◆ STATED EXERCISE:
Write out the material exactly, leaving every picture behind.

◆ MATERIAL FOR THIS EXERCISE:

[BEGIN]

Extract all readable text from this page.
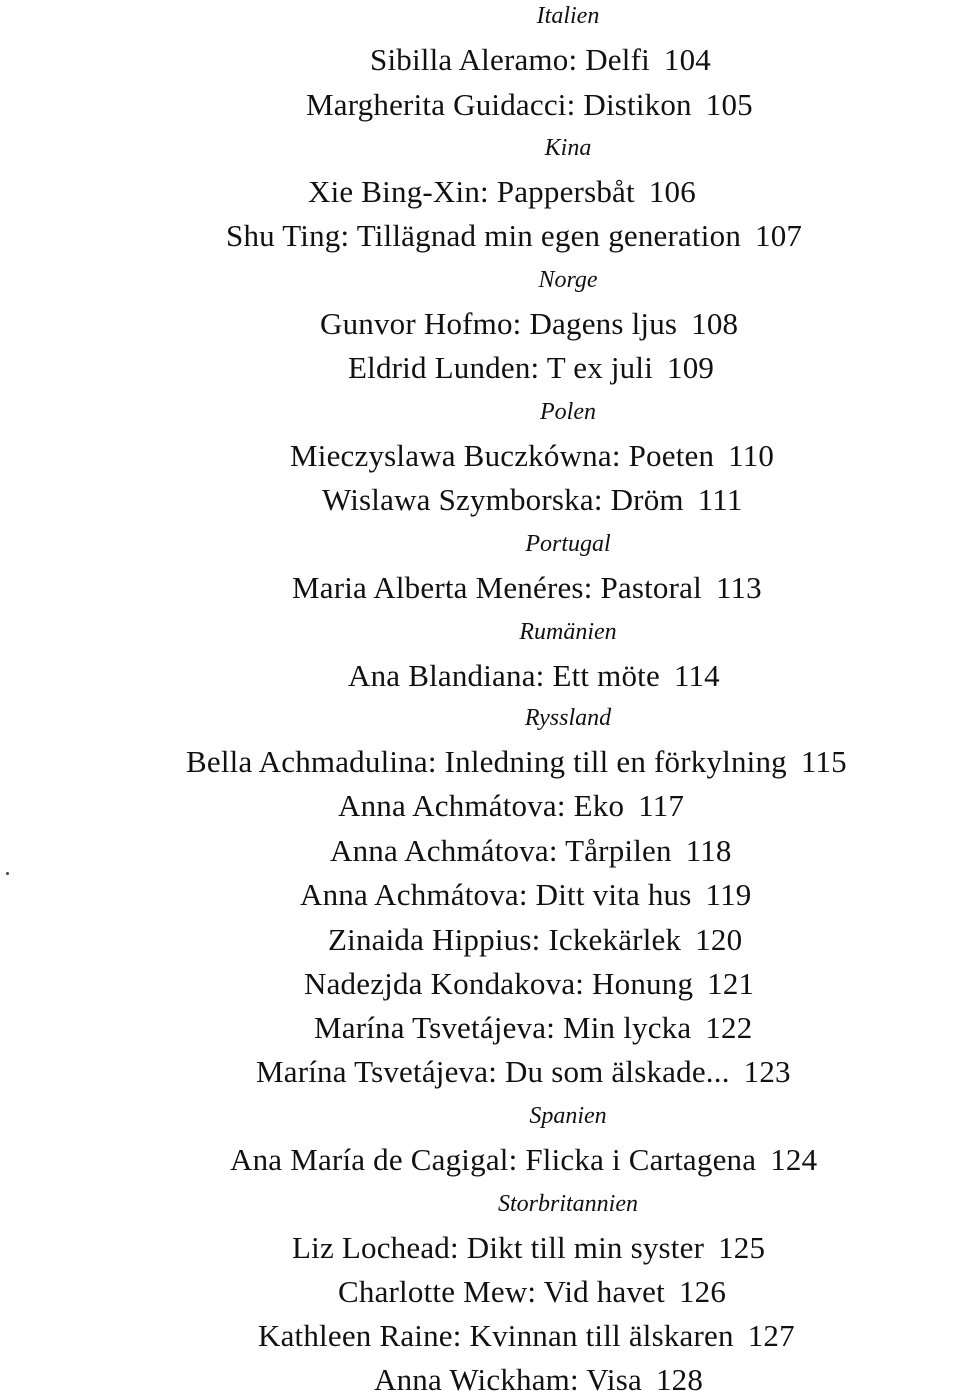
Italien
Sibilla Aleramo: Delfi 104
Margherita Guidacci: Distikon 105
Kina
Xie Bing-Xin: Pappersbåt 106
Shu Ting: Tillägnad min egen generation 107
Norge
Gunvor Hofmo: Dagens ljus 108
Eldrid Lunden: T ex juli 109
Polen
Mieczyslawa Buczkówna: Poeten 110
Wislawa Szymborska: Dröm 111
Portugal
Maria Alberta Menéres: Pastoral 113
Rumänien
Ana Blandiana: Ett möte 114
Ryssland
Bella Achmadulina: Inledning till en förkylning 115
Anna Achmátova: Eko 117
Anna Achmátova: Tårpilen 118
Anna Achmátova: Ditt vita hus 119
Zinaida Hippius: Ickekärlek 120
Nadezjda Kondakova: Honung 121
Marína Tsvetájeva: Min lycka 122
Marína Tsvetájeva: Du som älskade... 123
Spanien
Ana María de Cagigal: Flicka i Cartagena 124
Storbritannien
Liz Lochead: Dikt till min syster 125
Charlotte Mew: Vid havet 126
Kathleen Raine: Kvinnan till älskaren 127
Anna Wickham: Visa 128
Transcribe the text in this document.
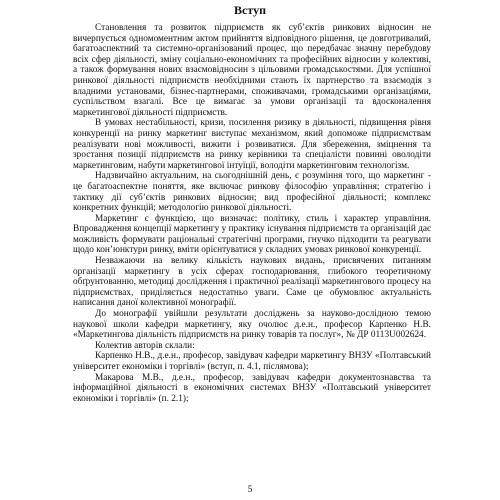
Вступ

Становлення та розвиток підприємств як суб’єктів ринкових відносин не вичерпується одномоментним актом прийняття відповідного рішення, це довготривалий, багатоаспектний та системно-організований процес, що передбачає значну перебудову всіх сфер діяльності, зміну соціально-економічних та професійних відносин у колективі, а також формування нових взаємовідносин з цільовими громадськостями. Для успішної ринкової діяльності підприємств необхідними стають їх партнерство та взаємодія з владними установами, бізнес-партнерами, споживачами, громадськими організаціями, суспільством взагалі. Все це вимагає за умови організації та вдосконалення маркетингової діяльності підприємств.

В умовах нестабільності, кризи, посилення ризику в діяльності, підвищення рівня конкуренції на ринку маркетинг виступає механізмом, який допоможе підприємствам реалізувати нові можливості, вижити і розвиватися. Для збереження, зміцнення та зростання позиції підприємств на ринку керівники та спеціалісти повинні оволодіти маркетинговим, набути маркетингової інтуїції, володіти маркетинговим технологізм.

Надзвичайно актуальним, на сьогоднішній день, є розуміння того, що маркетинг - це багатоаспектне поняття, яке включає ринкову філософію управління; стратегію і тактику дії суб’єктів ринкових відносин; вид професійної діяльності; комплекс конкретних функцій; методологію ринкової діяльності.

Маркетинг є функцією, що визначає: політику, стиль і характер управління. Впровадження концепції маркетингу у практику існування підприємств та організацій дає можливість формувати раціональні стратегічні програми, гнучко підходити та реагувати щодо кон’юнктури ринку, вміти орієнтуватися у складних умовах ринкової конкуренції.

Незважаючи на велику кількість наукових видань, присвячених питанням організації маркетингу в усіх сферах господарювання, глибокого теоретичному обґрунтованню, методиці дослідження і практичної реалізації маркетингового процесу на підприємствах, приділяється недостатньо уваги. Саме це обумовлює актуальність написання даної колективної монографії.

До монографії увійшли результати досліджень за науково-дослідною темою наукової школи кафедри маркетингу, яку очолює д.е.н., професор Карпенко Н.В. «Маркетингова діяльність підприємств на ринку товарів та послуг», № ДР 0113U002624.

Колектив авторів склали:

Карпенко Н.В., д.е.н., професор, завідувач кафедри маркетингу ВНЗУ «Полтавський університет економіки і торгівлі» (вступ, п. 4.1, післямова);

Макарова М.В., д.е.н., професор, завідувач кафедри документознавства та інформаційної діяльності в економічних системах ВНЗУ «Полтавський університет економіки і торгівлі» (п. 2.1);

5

[END]

◆ RIGHT ANSWER:
Extract all readable text from this page.
Italien
Sibilla Aleramo: Delfi 104
Margherita Guidacci: Distikon 105
Kina
Xie Bing-Xin: Pappersbåt 106
Shu Ting: Tillägnad min egen generation 107
Norge
Gunvor Hofmo: Dagens ljus 108
Eldrid Lunden: T ex juli 109
Polen
Mieczyslawa Buczkówna: Poeten 110
Wislawa Szymborska: Dröm 111
Portugal
Maria Alberta Menéres: Pastoral 113
Rumänien
Ana Blandiana: Ett möte 114
Ryssland
Bella Achmadulina: Inledning till en förkylning 115
Anna Achmátova: Eko 117
Anna Achmátova: Tårpilen 118
Anna Achmátova: Ditt vita hus 119
Zinaida Hippius: Ickekärlek 120
Nadezjda Kondakova: Honung 121
Marína Tsvetájeva: Min lycka 122
Marína Tsvetájeva: Du som älskade... 123
Spanien
Ana María de Cagigal: Flicka i Cartagena 124
Storbritannien
Liz Lochead: Dikt till min syster 125
Charlotte Mew: Vid havet 126
Kathleen Raine: Kvinnan till älskaren 127
Anna Wickham: Visa 128
Transcribe the text in this document.
Вступ

Становлення та розвиток підприємств як суб’єктів ринкових відносин не вичерпується одномоментним актом прийняття відповідного рішення, це довготривалий, багатоаспектний та системно-організований процес, що передбачає значну перебудову всіх сфер діяльності, зміну соціально-економічних та професійних відносин у колективі, а також формування нових взаємовідносин з цільовими громадськостями. Для успішної ринкової діяльності підприємств необхідними стають їх партнерство та взаємодія з владними установами, бізнес-партнерами, споживачами, громадськими організаціями, суспільством взагалі. Все це вимагає за умови організації та вдосконалення маркетингової діяльності підприємств.

В умовах нестабільності, кризи, посилення ризику в діяльності, підвищення рівня конкуренції на ринку маркетинг виступає механізмом, який допоможе підприємствам реалізувати нові можливості, вижити і розвиватися. Для збереження, зміцнення та зростання позиції підприємств на ринку керівники та спеціалісти повинні оволодіти маркетинговим, набути маркетингової інтуїції, володіти маркетинговим технологізм.

Надзвичайно актуальним, на сьогоднішній день, є розуміння того, що маркетинг - це багатоаспектне поняття, яке включає ринкову філософію управління; стратегію і тактику дії суб’єктів ринкових відносин; вид професійної діяльності; комплекс конкретних функцій; методологію ринкової діяльності.

Маркетинг є функцією, що визначає: політику, стиль і характер управління. Впровадження концепції маркетингу у практику існування підприємств та організацій дає можливість формувати раціональні стратегічні програми, гнучко підходити та реагувати щодо кон’юнктури ринку, вміти орієнтуватися у складних умовах ринкової конкуренції.

Незважаючи на велику кількість наукових видань, присвячених питанням організації маркетингу в усіх сферах господарювання, глибокого теоретичному обґрунтованню, методиці дослідження і практичної реалізації маркетингового процесу на підприємствах, приділяється недостатньо уваги. Саме це обумовлює актуальність написання даної колективної монографії.

До монографії увійшли результати досліджень за науково-дослідною темою наукової школи кафедри маркетингу, яку очолює д.е.н., професор Карпенко Н.В. «Маркетингова діяльність підприємств на ринку товарів та послуг», № ДР 0113U002624.

Колектив авторів склали:

Карпенко Н.В., д.е.н., професор, завідувач кафедри маркетингу ВНЗУ «Полтавський університет економіки і торгівлі» (вступ, п. 4.1, післямова);

Макарова М.В., д.е.н., професор, завідувач кафедри документознавства та інформаційної діяльності в економічних системах ВНЗУ «Полтавський університет економіки і торгівлі» (п. 2.1);

5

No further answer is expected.